**Fragmento de página:**
════════════════════
De este encuentro nace el mestizaje
biológico que constituye el rasgo más original y característico de la población
de los Reinos de Ultramar, que produjo una sociedad organizada, segregada y
estratificada conforme al color de la piel. “Como consecuencia de este proceso
se produjo una síntesis nominal de las castas que fue transformando la sociedad
pigmentocrática en una multiétnica fuertemente jerarquizada (...) Se creó un
sistema de castas que identificaba prestigio racial con poder económico, aunque
las fronteras fueron imprecisas y cambiantes”.[6]
Simón
Bolívar, criollo por condición y por mentalidad, sentó en el Congreso de
Angostura, en 1819, las bases posibles de la significación multinacional
hispanoamericana, y la consiguiente diferenciación y homogeneidad de sus
hombres, al decir: “Al desprenderse la América de la Monarquía española se ha
encontrado semejante al Imperio Romano cuando aquella enorme masa cayó dispersa
en medio del antiguo mundo. Cada desmembración formó entonces una nación
independiente, conforme a su situación, o a sus intereses: pero con la diferencia
de que aquellos volvían a restablecer sus primeras asociaciones. Nosotros ni
aun conservamos los vestigios de lo que fue en otro tiempo; somos europeos, no
somos indios, sino una especie media entre los aborígenes y los españoles.
Americanos por nacimiento, y europeos por derechos, nos hallamos en el
conflicto de disputar a los naturales los títulos de posesión, y de mantenernos
en el país que nos vio nacer contra la oposición de los invasores; así nuestro
caso es el más extraordinario y complicado”.[7]
[1]
Felipe II en 1556, recibió un vasto Imperio, pero, con un erario en bancarrota.
Para neutralizar la expansión portuguesa y a la vez obtener el dinero que tanto
necesitaba, inició el comercio con los apetecidos productos asiáticos. En 1559,
en el más absoluto secreto el monarca inició el trazado de un cuidadoso plan.
El 20 de noviembre de 1564 zarparon del puerto de Navidad (Nueva España) cuatro
naves protegidas por la Capitana San Pedro. A fines de abril de 1565 arribaron
a Cebú e iniciaron la conquista y colonización de la islas Filipinas. En 1571,
un sampán chino naufragó en aguas Filipinas y fue socorrido por naves
españolas. Al año siguiente fondeó en Manila un navío chino cargado de regalos
para el gobierno español como agradecimiento por el rescate de los náufragos.
En 1572 los mercaderes españoles cargaron un galeón con los preciosos regalos
el cual llegó a Acapulco en 1573 y así comenzó uno de los tráficos comerciales
españoles más importantes de la época que duró 242 años.
════════════════════
**Instrucción de trabajo A:** Cite del fragmento de página el pasaje que va desde "En 1572 los" hasta "duró 242 años.", ambos incluidos, sin alterar nada.
**Instrucción de trabajo B:** Según el fragmento de página, ¿cuántos años duró el tráfico comercial que comenzó con la llegada del galeón a Acapulco en 1573?
Para responder, básese únicamente en el fragmento de página.
════════════════════
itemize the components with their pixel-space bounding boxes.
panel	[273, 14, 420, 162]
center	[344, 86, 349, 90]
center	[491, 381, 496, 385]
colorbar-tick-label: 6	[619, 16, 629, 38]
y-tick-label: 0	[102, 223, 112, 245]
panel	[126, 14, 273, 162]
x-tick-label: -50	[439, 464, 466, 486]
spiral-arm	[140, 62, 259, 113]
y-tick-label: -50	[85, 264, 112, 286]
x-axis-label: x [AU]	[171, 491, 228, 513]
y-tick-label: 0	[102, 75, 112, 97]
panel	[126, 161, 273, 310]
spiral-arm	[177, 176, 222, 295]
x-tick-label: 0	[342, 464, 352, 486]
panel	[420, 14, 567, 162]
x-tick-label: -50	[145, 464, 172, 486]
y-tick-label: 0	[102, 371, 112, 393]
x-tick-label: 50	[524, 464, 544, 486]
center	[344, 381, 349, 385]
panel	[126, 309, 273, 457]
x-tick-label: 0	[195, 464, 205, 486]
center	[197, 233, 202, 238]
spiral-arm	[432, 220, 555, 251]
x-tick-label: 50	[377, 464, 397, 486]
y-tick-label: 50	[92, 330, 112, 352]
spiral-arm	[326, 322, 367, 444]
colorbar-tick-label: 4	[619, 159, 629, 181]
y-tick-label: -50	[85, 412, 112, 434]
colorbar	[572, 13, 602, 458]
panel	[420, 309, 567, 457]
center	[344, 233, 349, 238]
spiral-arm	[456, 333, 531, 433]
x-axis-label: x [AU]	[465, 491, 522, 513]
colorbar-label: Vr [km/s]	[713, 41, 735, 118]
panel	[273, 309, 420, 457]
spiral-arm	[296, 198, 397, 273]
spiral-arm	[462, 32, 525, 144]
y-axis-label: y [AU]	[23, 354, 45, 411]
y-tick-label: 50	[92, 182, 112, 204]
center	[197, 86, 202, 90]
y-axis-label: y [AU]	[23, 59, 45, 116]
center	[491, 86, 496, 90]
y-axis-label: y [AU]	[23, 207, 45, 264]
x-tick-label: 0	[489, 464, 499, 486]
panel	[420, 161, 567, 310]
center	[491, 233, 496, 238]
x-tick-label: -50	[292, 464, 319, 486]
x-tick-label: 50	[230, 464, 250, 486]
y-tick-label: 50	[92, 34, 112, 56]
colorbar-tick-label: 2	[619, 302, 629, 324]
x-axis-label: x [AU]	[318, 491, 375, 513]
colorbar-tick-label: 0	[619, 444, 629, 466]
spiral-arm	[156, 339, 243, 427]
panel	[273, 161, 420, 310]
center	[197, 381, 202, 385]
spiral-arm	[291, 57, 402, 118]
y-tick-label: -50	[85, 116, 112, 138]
════════════════════
**Solución A:**
En 1572 los mercaderes españoles cargaron un galeón con los preciosos regalos
el cual llegó a Acapulco en 1573 y así comenzó uno de los tráficos comerciales
españoles más importantes de la época que duró 242 años.

**Solución B:** Duró 242 años.